**WHAT YOU SHOULD DO:** Among the following entries, count the lines that contain "estado" and report only the result.

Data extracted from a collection
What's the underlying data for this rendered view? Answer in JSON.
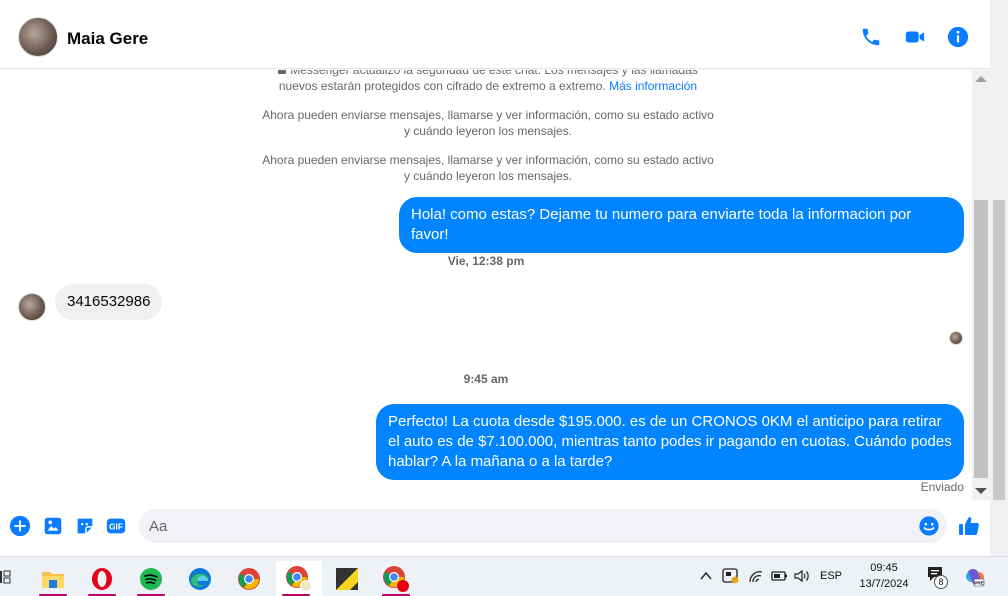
{
  "header": {
    "contact_name": "Maia Gere"
  },
  "messages": {
    "system_1_text": "Messenger actualizó la seguridad de este chat. Los mensajes y las llamadas nuevos estarán protegidos con cifrado de extremo a extremo.",
    "system_1_link": "Más información",
    "system_2": "Ahora pueden enviarse mensajes, llamarse y ver información, como su estado activo y cuándo leyeron los mensajes.",
    "system_3": "Ahora pueden enviarse mensajes, llamarse y ver información, como su estado activo y cuándo leyeron los mensajes.",
    "outgoing_1": "Hola! como estas? Dejame tu numero para enviarte toda la informacion por favor!",
    "timestamp_1": "Vie, 12:38 pm",
    "incoming_1": "3416532986",
    "timestamp_2": "9:45 am",
    "outgoing_2": "Perfecto! La cuota desde $195.000. es de un CRONOS 0KM el anticipo para retirar el auto es de $7.100.000, mientras tanto podes ir pagando en cuotas. Cuándo podes hablar? A la mañana o a la tarde?",
    "status": "Enviado"
  },
  "composer": {
    "placeholder": "Aa"
  },
  "taskbar": {
    "language": "ESP",
    "time": "09:45",
    "date": "13/7/2024",
    "notification_count": "8"
  },
  "colors": {
    "messenger_blue": "#0084ff",
    "icon_blue": "#0a7cff",
    "taskbar_accent": "#c4006a"
  }
}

**FULL RESPONSE:** 2